** Start of MATERIAL PROVIDED **

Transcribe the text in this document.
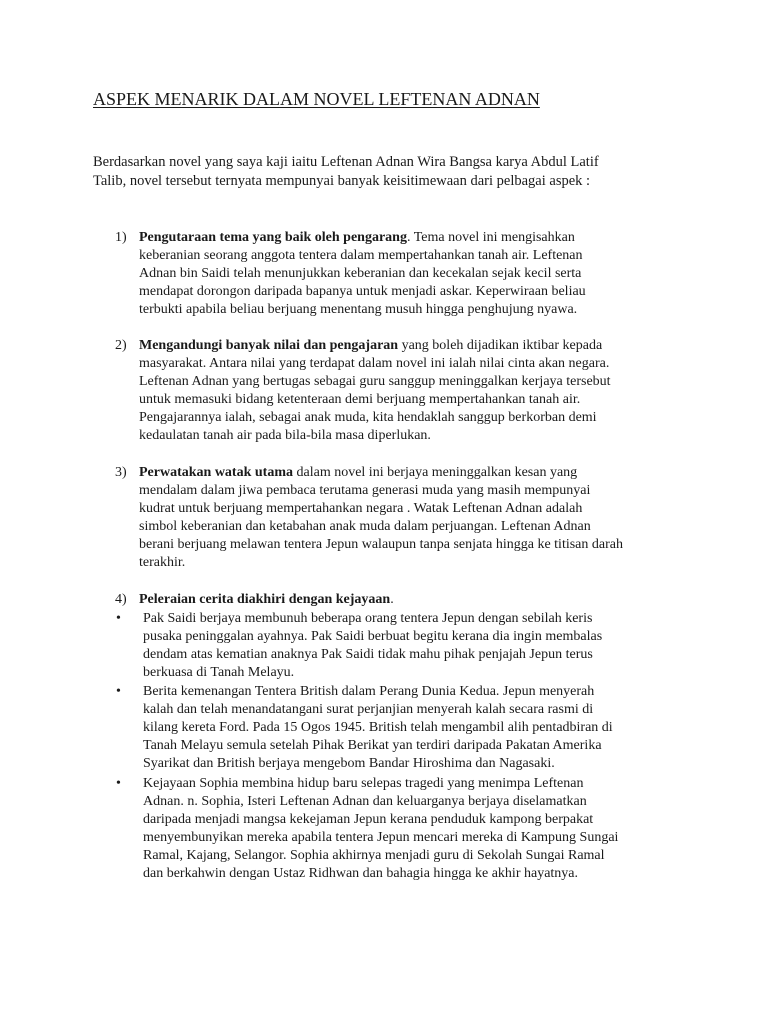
ASPEK MENARIK DALAM NOVEL LEFTENAN ADNAN
Berdasarkan novel yang saya kaji iaitu Leftenan Adnan Wira Bangsa karya Abdul Latif
Talib, novel tersebut ternyata mempunyai banyak keisitimewaan dari pelbagai aspek :
1) Pengutaraan tema yang baik oleh pengarang. Tema novel ini mengisahkan
keberanian seorang anggota tentera dalam mempertahankan tanah air. Leftenan
Adnan bin Saidi telah menunjukkan keberanian dan kecekalan sejak kecil serta
mendapat dorongon daripada bapanya untuk menjadi askar. Keperwiraan beliau
terbukti apabila beliau berjuang menentang musuh hingga penghujung nyawa.
2) Mengandungi banyak nilai dan pengajaran yang boleh dijadikan iktibar kepada
masyarakat. Antara nilai yang terdapat dalam novel ini ialah nilai cinta akan negara.
Leftenan Adnan yang bertugas sebagai guru sanggup meninggalkan kerjaya tersebut
untuk memasuki bidang ketenteraan demi berjuang mempertahankan tanah air.
Pengajarannya ialah, sebagai anak muda, kita hendaklah sanggup berkorban demi
kedaulatan tanah air pada bila-bila masa diperlukan.
3) Perwatakan watak utama dalam novel ini berjaya meninggalkan kesan yang
mendalam dalam jiwa pembaca terutama generasi muda yang masih mempunyai
kudrat untuk berjuang mempertahankan negara . Watak Leftenan Adnan adalah
simbol keberanian dan ketabahan anak muda dalam perjuangan. Leftenan Adnan
berani berjuang melawan tentera Jepun walaupun tanpa senjata hingga ke titisan darah
terakhir.
4) Peleraian cerita diakhiri dengan kejayaan.
• Pak Saidi berjaya membunuh beberapa orang tentera Jepun dengan sebilah keris
pusaka peninggalan ayahnya. Pak Saidi berbuat begitu kerana dia ingin membalas
dendam atas kematian anaknya Pak Saidi tidak mahu pihak penjajah Jepun terus
berkuasa di Tanah Melayu.
• Berita kemenangan Tentera British dalam Perang Dunia Kedua. Jepun menyerah
kalah dan telah menandatangani surat perjanjian menyerah kalah secara rasmi di
kilang kereta Ford. Pada 15 Ogos 1945. British telah mengambil alih pentadbiran di
Tanah Melayu semula setelah Pihak Berikat yan terdiri daripada Pakatan Amerika
Syarikat dan British berjaya mengebom Bandar Hiroshima dan Nagasaki.
• Kejayaan Sophia membina hidup baru selepas tragedi yang menimpa Leftenan
Adnan. n. Sophia, Isteri Leftenan Adnan dan keluarganya berjaya diselamatkan
daripada menjadi mangsa kekejaman Jepun kerana penduduk kampong berpakat
menyembunyikan mereka apabila tentera Jepun mencari mereka di Kampung Sungai
Ramal, Kajang, Selangor. Sophia akhirnya menjadi guru di Sekolah Sungai Ramal
dan berkahwin dengan Ustaz Ridhwan dan bahagia hingga ke akhir hayatnya.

** End of MATERIAL PROVIDED **

● **EXERCISE REQUIREMENTS**
Using the data above, say how many lines include "dengan". No other reply is needed.

● **REPLY**
3